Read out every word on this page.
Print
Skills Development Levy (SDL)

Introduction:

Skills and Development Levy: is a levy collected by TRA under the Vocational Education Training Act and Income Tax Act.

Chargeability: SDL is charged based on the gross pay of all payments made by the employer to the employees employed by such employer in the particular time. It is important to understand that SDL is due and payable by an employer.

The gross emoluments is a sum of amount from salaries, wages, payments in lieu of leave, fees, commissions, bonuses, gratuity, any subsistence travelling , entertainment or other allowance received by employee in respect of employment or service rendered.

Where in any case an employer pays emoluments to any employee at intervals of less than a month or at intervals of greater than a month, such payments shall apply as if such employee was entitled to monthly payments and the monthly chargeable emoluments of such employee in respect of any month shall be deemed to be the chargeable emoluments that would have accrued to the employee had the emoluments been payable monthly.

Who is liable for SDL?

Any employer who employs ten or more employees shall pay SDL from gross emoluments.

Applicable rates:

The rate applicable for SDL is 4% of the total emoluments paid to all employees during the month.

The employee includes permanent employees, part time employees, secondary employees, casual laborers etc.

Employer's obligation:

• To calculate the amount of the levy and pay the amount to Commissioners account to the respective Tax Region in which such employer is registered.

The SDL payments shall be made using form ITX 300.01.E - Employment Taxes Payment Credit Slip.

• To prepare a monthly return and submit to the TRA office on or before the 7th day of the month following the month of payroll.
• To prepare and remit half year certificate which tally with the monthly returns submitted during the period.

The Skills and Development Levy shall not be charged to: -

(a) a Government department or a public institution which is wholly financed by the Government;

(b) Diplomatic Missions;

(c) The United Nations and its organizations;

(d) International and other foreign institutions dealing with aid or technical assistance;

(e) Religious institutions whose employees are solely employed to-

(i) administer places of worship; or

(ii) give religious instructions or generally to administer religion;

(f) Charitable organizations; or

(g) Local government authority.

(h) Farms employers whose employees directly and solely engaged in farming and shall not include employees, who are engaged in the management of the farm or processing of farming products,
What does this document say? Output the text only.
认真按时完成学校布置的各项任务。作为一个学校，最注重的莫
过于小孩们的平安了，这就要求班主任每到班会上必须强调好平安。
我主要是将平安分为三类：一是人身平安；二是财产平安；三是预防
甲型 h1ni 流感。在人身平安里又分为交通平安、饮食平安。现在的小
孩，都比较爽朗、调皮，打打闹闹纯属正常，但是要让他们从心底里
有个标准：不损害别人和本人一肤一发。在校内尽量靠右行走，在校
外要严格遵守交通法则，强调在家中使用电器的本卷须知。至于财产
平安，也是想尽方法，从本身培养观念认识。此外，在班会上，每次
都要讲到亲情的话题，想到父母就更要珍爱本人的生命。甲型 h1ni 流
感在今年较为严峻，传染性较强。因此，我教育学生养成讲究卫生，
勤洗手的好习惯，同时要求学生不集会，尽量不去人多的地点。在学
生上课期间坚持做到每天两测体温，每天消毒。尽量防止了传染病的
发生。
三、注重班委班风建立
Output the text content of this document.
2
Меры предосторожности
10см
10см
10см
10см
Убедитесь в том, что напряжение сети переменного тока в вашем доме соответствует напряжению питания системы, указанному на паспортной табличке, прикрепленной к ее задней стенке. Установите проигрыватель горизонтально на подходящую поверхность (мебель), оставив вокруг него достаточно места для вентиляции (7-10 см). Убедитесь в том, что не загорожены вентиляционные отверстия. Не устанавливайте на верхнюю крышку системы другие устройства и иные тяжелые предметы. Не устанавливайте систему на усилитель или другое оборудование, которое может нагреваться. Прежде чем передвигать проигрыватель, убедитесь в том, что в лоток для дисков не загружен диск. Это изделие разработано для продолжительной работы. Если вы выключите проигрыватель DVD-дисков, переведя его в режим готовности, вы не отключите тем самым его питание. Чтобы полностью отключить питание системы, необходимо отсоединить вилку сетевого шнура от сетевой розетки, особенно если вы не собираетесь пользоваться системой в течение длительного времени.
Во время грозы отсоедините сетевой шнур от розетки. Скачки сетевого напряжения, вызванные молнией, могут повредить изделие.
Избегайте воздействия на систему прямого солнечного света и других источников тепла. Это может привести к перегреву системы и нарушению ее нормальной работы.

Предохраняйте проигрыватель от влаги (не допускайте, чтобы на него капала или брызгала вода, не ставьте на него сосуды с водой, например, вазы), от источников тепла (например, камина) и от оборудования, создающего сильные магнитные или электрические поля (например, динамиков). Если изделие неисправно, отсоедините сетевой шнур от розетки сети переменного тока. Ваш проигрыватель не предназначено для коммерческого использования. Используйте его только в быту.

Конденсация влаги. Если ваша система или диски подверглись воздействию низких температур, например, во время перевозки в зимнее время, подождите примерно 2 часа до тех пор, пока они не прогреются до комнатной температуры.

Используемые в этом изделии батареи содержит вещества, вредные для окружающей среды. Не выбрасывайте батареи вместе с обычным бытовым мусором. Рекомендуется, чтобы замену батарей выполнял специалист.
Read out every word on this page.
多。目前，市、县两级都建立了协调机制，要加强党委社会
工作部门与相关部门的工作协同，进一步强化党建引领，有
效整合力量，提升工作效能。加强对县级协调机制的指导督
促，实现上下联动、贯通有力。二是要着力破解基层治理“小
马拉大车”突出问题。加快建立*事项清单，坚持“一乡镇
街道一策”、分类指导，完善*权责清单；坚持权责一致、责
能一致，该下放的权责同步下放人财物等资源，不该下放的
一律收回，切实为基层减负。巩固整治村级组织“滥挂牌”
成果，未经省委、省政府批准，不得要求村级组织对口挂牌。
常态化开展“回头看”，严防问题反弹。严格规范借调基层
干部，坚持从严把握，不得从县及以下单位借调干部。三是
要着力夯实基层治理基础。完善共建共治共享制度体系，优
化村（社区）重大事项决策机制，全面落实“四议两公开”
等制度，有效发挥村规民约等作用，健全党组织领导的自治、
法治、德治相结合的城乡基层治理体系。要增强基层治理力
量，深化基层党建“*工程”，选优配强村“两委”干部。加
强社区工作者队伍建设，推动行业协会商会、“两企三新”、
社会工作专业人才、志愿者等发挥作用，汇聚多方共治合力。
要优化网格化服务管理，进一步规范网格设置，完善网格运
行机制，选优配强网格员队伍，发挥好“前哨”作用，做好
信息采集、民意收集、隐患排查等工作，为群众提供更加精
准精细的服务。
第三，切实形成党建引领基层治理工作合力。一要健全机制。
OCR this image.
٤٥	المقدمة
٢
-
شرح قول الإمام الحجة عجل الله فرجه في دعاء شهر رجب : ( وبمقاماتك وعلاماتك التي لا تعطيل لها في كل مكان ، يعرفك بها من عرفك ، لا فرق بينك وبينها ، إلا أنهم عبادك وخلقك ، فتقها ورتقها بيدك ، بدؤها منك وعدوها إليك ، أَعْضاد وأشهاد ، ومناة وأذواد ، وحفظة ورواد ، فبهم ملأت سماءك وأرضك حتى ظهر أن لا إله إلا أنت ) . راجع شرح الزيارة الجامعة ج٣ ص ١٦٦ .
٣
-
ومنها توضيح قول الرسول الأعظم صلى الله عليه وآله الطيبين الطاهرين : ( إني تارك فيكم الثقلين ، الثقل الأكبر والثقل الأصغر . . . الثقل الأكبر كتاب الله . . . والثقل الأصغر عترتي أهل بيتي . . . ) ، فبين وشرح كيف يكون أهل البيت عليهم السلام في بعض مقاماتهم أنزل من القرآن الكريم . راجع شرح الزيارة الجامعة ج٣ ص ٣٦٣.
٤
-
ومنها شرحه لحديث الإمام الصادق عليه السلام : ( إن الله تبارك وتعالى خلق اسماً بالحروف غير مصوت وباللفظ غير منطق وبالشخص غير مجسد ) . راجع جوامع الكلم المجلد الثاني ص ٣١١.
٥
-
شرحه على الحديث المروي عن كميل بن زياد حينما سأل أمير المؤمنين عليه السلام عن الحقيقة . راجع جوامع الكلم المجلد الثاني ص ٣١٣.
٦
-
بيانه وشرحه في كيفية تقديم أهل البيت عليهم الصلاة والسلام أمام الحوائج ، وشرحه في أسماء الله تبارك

- Goal
Tally how many lines of the data include the word "charged". Write the number and nothing else.

- Reply to the task
2